_Do this:_ Gather the lines that hold the string "value".

◇ ◇ ◇

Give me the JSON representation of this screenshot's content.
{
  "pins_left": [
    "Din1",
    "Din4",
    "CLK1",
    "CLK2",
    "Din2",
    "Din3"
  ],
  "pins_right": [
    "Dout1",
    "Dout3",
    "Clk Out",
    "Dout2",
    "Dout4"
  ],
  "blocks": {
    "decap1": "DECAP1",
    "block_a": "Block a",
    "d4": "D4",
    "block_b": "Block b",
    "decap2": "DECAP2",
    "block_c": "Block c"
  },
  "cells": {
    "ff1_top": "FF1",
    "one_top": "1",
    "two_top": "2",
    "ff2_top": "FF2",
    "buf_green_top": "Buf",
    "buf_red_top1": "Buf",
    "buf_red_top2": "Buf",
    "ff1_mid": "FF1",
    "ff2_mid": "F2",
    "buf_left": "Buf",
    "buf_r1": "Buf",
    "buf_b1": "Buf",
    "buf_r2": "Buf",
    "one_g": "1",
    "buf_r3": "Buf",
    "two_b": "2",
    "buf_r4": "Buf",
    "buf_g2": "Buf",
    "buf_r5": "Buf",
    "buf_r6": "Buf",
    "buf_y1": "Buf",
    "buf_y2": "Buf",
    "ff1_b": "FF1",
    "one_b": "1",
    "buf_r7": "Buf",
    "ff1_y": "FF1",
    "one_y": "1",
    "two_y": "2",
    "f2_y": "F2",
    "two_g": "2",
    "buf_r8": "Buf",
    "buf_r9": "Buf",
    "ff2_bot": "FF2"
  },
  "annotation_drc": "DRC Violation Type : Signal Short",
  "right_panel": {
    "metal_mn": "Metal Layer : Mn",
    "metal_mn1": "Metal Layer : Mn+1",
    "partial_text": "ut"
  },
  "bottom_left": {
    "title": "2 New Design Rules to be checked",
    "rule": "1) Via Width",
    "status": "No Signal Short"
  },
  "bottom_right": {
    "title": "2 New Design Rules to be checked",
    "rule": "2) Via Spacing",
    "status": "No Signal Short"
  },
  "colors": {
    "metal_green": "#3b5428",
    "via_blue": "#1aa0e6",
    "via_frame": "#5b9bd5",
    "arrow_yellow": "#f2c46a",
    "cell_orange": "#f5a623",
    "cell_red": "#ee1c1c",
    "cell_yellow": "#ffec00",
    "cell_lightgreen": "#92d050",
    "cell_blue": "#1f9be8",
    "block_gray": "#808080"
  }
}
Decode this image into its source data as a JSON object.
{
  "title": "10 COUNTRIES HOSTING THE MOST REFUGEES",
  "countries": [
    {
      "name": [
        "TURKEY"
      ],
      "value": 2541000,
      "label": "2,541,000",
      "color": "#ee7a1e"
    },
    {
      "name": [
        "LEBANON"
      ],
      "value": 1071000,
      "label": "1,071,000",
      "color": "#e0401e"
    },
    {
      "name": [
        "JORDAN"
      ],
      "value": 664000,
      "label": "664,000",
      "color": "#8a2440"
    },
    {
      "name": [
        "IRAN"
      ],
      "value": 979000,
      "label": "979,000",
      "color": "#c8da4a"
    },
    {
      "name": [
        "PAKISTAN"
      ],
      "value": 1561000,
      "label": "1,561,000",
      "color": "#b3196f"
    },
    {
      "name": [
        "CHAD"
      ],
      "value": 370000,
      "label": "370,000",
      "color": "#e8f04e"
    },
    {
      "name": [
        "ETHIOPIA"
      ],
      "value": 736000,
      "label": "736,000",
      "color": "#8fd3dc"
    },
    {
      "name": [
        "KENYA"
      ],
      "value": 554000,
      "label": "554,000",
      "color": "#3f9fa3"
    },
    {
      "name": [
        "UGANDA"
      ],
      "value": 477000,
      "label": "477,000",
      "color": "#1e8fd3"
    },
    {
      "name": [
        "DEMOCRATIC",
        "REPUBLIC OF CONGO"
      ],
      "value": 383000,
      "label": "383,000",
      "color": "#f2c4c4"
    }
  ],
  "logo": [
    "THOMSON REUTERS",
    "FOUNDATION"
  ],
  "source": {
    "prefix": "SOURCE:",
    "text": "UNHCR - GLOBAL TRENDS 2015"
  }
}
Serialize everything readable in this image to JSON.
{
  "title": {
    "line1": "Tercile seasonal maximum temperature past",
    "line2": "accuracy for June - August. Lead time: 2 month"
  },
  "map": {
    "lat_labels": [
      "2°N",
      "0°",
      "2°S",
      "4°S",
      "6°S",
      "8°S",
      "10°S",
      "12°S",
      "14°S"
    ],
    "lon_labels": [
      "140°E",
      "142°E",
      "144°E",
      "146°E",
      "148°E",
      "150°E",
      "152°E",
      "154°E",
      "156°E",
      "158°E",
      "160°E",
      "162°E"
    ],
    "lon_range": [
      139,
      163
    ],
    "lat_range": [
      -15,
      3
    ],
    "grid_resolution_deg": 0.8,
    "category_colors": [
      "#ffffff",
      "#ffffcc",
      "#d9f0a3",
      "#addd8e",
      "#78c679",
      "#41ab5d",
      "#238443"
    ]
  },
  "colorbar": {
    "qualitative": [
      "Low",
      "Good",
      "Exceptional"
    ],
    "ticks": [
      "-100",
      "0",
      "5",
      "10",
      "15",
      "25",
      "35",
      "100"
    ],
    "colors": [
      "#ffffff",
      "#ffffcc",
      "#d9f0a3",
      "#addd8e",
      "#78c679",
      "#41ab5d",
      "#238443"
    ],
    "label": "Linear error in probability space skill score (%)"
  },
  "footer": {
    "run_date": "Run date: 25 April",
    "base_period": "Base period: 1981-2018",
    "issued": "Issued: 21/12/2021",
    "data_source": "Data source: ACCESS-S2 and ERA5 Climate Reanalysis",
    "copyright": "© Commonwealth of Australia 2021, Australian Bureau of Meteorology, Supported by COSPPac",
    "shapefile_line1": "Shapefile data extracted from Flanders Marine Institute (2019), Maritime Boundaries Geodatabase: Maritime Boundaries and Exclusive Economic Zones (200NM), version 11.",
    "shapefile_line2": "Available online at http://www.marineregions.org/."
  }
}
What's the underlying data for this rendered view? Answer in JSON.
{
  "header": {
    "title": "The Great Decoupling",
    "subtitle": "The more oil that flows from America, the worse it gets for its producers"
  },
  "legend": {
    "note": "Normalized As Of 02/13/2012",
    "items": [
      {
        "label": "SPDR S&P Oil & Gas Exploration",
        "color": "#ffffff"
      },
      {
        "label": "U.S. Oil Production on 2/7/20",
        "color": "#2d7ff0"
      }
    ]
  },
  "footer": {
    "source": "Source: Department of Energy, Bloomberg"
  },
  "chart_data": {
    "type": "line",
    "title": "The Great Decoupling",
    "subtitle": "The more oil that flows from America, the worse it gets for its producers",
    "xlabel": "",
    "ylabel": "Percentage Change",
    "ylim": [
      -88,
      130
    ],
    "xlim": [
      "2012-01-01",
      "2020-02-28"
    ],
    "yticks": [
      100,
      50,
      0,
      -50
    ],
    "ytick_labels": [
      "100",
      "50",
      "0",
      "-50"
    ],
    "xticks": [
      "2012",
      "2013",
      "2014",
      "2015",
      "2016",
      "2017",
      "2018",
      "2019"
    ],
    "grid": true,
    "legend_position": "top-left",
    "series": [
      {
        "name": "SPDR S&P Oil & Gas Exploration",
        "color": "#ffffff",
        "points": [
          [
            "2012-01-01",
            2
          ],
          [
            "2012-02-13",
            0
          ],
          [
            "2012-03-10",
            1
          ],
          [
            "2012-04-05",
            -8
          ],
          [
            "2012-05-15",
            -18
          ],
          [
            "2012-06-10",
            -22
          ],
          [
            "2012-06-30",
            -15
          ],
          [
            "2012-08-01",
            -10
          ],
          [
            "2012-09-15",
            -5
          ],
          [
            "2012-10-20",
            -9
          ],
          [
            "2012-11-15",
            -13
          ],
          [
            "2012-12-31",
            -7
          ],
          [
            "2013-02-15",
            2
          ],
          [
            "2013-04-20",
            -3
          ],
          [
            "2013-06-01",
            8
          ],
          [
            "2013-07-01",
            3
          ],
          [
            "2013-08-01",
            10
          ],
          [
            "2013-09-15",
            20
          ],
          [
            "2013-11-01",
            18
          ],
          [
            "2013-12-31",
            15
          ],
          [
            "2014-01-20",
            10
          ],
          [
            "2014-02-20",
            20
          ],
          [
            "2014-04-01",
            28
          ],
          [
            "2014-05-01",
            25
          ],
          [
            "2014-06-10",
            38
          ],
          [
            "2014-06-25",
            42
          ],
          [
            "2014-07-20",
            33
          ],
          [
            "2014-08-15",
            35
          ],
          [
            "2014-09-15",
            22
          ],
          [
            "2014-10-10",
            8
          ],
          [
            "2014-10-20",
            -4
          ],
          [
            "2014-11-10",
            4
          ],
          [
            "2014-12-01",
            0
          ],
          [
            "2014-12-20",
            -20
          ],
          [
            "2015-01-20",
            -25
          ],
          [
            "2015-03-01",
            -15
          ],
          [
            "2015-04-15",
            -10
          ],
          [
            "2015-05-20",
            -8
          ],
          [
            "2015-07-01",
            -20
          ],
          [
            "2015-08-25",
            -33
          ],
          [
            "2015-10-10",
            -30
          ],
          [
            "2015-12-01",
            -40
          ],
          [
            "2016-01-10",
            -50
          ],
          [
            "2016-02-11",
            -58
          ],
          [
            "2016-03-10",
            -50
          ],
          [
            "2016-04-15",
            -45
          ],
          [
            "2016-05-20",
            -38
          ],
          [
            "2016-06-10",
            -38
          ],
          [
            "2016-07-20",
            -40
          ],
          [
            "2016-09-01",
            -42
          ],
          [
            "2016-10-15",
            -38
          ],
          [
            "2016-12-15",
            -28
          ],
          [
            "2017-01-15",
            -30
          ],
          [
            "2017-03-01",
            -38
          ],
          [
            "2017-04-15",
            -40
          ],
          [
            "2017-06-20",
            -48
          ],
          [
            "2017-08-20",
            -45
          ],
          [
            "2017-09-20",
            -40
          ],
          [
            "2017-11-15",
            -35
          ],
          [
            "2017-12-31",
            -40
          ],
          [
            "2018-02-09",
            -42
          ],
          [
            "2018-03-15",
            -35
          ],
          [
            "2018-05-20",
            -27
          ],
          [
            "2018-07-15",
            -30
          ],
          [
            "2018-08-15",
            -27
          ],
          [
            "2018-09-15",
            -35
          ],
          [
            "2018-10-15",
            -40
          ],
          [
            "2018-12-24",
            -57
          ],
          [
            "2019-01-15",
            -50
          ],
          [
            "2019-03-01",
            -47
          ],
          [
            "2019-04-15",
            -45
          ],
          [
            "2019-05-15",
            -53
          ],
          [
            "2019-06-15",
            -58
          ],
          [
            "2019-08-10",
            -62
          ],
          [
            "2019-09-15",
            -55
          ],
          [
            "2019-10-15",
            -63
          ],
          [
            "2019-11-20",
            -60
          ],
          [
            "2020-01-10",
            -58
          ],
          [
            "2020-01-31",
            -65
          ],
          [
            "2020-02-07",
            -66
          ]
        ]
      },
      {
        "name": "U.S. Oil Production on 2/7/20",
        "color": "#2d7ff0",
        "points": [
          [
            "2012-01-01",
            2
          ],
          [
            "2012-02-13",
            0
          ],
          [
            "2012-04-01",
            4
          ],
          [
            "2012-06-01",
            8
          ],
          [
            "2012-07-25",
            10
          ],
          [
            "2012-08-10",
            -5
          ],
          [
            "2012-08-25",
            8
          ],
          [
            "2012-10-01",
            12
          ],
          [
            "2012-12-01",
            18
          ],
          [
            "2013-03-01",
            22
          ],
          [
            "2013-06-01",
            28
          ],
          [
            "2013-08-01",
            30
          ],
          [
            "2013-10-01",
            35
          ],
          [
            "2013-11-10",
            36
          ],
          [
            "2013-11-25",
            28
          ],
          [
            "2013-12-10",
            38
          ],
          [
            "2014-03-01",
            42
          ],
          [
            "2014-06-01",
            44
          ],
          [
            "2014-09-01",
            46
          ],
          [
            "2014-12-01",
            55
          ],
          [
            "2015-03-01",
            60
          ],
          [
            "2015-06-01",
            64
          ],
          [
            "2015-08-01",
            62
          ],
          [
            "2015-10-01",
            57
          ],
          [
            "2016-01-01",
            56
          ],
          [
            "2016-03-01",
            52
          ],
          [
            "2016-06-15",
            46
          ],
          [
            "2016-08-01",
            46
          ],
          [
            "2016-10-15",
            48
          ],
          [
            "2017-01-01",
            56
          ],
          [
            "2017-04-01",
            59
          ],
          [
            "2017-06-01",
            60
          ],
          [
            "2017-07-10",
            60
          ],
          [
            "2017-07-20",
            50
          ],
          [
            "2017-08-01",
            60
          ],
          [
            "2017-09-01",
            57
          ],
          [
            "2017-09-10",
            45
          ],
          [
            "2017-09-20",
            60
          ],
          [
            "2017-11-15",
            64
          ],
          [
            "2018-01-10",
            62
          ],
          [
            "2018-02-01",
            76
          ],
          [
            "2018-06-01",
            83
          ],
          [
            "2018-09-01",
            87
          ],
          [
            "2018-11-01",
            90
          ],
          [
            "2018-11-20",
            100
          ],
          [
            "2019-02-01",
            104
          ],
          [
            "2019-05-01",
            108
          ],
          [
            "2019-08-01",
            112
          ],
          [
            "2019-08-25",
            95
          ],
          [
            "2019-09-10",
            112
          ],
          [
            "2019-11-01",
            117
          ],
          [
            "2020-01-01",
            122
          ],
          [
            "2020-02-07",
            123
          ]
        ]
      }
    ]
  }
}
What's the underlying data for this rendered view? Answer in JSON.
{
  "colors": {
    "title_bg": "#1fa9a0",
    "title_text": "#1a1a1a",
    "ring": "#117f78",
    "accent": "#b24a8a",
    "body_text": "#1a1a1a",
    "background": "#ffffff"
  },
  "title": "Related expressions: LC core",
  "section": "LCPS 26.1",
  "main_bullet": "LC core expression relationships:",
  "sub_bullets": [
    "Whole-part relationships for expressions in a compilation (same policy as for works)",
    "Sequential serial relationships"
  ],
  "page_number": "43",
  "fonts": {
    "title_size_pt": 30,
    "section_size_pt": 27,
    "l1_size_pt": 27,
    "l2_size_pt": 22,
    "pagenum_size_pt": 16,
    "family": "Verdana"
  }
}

◇ ◇ ◇

_Task output:_
      "value": 2541000,
      "value": 1071000,
      "value": 664000,
      "value": 979000,
      "value": 1561000,
      "value": 370000,
      "value": 736000,
      "value": 554000,
      "value": 477000,
      "value": 383000,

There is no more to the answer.